Required work:
Reproduce each line bearing the word "subtitle".

---

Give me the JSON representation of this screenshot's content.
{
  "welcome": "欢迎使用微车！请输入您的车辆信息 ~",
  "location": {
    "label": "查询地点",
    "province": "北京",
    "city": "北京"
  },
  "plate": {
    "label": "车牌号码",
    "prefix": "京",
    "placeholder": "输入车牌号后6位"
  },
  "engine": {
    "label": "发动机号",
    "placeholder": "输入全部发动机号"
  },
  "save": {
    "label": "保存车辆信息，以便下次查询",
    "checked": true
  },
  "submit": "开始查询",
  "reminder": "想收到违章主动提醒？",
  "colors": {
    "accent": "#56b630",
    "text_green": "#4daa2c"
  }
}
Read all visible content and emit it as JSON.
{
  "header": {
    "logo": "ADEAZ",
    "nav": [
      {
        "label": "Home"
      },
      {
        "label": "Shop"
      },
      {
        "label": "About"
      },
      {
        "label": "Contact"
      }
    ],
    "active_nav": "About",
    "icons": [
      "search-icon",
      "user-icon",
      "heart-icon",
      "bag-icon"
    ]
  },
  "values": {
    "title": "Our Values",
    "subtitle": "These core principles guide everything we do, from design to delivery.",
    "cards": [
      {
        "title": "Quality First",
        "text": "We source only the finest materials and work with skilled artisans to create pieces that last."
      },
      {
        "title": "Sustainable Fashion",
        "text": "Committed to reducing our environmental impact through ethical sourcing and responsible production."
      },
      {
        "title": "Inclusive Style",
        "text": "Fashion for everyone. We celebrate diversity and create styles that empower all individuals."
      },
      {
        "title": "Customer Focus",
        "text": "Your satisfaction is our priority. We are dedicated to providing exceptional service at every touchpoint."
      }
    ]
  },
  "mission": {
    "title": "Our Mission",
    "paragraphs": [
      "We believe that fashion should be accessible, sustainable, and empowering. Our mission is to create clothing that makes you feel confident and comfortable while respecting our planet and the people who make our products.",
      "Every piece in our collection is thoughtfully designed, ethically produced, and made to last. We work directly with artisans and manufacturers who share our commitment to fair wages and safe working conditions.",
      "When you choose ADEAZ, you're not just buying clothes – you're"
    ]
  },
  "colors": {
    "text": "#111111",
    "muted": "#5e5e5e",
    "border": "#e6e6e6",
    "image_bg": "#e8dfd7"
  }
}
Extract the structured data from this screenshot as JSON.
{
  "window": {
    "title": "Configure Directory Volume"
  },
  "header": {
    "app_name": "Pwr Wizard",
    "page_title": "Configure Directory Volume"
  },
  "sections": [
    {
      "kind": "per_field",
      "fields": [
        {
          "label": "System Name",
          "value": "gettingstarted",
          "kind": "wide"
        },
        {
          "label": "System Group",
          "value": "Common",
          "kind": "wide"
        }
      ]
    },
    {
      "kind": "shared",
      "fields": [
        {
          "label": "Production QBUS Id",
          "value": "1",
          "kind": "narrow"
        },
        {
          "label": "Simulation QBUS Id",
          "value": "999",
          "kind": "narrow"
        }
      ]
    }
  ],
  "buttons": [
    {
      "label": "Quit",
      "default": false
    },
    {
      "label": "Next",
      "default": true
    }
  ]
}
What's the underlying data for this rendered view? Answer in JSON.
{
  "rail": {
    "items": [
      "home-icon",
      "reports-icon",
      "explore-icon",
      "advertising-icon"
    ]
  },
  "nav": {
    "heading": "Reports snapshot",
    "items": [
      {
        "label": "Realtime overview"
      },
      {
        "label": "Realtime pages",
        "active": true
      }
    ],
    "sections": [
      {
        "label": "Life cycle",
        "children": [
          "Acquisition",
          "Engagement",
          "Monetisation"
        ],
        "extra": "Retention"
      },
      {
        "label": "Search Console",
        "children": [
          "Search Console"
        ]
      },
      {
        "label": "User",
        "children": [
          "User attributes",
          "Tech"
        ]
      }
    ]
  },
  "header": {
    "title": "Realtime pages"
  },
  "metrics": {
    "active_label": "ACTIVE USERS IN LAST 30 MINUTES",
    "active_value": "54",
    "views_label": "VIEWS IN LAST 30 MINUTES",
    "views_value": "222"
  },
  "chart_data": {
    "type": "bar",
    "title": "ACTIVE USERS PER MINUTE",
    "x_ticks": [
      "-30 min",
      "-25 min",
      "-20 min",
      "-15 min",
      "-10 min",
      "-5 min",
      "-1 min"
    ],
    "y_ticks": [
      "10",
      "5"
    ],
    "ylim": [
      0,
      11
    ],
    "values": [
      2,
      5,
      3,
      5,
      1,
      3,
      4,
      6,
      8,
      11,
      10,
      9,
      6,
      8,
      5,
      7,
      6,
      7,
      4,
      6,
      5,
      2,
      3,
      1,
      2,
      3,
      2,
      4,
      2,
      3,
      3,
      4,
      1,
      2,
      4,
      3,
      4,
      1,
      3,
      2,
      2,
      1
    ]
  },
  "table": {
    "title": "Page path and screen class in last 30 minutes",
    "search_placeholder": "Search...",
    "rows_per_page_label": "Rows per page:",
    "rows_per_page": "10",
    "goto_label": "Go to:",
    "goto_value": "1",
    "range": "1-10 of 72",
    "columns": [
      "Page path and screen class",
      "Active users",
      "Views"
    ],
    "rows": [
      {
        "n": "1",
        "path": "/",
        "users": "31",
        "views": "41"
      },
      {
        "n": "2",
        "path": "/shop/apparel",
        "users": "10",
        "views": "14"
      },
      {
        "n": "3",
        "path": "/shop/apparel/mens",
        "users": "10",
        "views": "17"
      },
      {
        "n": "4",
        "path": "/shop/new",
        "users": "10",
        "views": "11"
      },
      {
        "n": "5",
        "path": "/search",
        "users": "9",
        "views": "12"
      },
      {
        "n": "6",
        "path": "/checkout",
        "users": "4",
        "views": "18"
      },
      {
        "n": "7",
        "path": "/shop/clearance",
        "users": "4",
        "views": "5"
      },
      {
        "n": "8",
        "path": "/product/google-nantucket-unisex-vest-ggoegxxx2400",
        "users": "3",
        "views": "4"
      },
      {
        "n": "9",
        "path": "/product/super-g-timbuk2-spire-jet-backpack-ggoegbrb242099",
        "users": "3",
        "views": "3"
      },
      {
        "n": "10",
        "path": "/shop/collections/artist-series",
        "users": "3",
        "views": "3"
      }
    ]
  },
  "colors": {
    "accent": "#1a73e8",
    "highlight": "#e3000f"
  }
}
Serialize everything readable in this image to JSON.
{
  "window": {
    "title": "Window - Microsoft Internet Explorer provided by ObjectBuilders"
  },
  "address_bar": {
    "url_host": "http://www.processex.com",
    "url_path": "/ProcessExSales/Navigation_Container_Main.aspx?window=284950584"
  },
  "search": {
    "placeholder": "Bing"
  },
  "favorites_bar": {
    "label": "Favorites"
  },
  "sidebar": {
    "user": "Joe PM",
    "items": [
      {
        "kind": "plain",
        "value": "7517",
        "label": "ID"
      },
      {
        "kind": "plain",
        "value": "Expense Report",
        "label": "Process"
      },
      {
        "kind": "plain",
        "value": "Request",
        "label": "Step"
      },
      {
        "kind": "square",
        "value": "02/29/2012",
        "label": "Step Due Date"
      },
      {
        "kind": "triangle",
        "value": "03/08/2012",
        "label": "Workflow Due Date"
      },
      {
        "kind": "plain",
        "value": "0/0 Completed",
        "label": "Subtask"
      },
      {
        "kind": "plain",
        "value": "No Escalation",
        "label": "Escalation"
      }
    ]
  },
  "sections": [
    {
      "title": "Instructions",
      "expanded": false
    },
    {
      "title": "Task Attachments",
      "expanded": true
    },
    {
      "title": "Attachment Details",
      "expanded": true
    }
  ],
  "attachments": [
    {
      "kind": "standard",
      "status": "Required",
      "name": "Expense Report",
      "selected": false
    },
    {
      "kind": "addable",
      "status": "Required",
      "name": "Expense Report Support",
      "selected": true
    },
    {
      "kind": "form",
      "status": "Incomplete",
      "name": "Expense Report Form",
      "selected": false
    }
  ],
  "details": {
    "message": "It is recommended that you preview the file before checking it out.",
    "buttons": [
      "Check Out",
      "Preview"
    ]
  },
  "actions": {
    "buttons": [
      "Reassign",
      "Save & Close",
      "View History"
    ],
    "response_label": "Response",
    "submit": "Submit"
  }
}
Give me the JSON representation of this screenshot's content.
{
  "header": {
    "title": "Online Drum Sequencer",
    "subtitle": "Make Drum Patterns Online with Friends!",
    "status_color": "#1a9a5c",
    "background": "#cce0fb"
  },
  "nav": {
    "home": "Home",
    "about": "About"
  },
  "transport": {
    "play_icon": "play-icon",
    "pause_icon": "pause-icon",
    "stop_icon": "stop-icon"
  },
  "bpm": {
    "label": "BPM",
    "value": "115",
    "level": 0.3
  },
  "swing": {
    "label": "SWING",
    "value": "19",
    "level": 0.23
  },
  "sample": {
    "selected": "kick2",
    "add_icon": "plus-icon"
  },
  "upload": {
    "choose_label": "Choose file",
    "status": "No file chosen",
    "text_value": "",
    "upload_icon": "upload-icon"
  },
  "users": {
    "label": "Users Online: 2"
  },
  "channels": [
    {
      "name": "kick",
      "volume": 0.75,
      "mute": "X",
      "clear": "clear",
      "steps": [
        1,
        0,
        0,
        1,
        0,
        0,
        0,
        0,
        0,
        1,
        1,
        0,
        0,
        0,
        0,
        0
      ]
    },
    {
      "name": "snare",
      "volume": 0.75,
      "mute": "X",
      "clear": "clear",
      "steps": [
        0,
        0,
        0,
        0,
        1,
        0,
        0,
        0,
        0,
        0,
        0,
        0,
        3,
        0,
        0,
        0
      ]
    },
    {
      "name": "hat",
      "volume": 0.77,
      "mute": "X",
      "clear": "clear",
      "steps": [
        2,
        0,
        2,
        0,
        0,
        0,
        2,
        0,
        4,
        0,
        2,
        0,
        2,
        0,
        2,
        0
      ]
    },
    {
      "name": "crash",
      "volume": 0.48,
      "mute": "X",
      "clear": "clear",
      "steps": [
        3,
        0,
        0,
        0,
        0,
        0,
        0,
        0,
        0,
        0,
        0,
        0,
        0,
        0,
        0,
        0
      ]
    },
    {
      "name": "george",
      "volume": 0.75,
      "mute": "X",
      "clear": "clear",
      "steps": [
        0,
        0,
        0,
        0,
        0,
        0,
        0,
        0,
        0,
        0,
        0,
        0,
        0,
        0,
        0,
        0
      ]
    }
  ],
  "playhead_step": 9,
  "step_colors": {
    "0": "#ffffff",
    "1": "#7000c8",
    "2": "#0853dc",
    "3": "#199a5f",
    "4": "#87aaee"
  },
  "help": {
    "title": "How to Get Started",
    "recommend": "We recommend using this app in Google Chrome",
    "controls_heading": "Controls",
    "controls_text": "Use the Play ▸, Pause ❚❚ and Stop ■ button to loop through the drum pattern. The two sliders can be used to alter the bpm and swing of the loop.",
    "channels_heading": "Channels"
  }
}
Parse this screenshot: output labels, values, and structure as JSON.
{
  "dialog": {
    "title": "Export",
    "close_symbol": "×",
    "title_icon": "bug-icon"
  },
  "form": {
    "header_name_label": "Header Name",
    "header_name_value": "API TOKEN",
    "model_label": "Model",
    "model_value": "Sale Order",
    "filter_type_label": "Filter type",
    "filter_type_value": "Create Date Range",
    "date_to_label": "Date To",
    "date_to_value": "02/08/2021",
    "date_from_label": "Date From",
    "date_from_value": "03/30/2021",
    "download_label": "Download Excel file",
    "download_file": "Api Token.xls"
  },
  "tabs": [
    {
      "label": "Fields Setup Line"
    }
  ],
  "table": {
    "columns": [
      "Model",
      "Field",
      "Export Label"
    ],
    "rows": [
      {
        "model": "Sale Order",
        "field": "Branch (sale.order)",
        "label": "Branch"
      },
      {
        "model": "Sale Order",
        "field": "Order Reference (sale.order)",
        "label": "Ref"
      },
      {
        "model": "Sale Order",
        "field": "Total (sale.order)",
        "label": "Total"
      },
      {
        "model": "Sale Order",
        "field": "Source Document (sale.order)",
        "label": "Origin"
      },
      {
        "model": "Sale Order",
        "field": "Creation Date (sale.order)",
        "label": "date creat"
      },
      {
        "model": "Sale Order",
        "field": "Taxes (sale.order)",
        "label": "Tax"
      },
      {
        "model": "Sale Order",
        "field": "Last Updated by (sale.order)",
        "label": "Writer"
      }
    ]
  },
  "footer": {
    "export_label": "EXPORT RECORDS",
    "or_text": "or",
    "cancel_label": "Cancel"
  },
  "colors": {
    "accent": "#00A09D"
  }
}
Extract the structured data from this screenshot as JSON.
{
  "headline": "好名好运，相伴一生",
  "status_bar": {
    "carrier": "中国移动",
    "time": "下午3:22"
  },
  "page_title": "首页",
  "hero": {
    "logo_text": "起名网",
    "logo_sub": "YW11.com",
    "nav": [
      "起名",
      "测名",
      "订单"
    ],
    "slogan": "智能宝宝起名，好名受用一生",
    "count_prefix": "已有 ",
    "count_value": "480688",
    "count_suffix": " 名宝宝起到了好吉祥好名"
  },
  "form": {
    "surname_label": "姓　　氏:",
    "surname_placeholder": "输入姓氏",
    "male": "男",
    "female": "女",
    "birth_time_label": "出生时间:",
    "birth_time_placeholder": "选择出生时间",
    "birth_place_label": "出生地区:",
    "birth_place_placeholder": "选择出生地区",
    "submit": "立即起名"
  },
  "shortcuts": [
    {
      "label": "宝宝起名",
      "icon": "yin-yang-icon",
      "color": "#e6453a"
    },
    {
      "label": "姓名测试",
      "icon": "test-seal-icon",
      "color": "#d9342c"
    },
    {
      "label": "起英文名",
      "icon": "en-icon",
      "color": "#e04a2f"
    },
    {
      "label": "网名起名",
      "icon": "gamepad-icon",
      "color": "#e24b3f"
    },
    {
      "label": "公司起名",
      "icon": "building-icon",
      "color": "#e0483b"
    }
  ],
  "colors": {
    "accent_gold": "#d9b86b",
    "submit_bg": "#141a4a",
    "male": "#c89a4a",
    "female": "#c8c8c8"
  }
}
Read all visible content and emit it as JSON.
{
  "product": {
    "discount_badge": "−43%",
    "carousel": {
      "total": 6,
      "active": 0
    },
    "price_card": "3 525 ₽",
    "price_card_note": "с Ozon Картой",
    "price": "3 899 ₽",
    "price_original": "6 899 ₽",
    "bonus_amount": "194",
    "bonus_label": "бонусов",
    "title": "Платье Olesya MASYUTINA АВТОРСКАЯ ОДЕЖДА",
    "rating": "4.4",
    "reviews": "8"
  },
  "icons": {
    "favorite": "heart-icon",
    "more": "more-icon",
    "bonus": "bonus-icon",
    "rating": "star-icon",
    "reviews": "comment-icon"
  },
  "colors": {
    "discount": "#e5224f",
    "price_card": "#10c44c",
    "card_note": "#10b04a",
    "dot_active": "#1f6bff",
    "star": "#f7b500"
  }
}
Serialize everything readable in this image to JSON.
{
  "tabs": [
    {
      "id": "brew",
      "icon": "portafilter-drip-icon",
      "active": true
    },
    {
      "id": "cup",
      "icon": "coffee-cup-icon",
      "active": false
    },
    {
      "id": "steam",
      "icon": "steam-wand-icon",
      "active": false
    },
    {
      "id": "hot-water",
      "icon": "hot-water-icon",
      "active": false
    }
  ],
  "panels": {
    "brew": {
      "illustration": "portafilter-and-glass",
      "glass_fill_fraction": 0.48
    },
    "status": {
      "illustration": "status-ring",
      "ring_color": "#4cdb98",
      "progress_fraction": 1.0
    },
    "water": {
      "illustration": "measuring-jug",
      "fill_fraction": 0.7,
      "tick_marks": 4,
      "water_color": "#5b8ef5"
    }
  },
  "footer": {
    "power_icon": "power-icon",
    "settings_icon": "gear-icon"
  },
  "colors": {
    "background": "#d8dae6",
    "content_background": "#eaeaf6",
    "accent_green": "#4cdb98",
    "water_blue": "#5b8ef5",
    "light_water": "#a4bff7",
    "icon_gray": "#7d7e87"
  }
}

---

Exercise output:
    "subtitle": "These core principles guide everything we do, from design to delivery.",
    "subtitle": "Make Drum Patterns Online with Friends!",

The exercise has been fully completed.